[Data records]
####

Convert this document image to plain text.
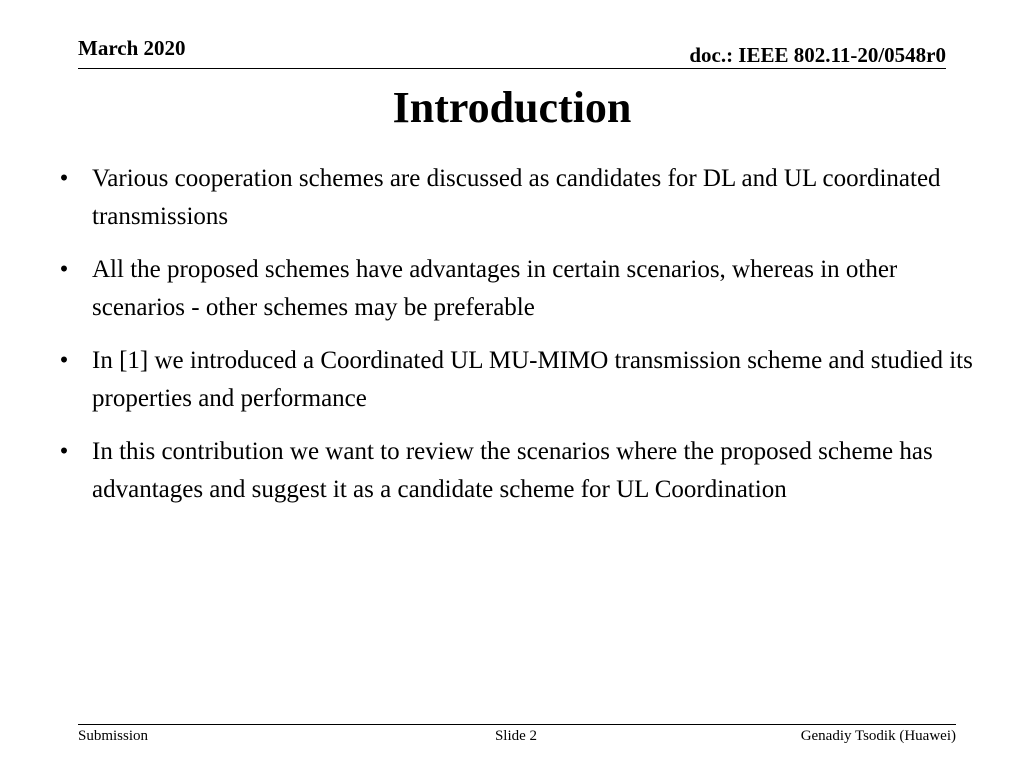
March 2020	doc.: IEEE 802.11-20/0548r0
Introduction
• Various cooperation schemes are discussed as candidates for DL and UL coordinated transmissions
• All the proposed schemes have advantages in certain scenarios, whereas in other scenarios - other schemes may be preferable
• In [1] we introduced a Coordinated UL MU-MIMO transmission scheme and studied its properties and performance
• In this contribution we want to review the scenarios where the proposed scheme has advantages and suggest it as a candidate scheme for UL Coordination
Submission	Slide 2	Genadiy Tsodik (Huawei)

####

* _Exercise prompt_
Generate a word-for-word copy of the preceding records, excluding all pictures.

* _Task answer_
Convert this document image to plain text.
March 2020	doc.: IEEE 802.11-20/0548r0
Introduction
• Various cooperation schemes are discussed as candidates for DL and UL coordinated transmissions
• All the proposed schemes have advantages in certain scenarios, whereas in other scenarios - other schemes may be preferable
• In [1] we introduced a Coordinated UL MU-MIMO transmission scheme and studied its properties and performance
• In this contribution we want to review the scenarios where the proposed scheme has advantages and suggest it as a candidate scheme for UL Coordination
Submission	Slide 2	Genadiy Tsodik (Huawei)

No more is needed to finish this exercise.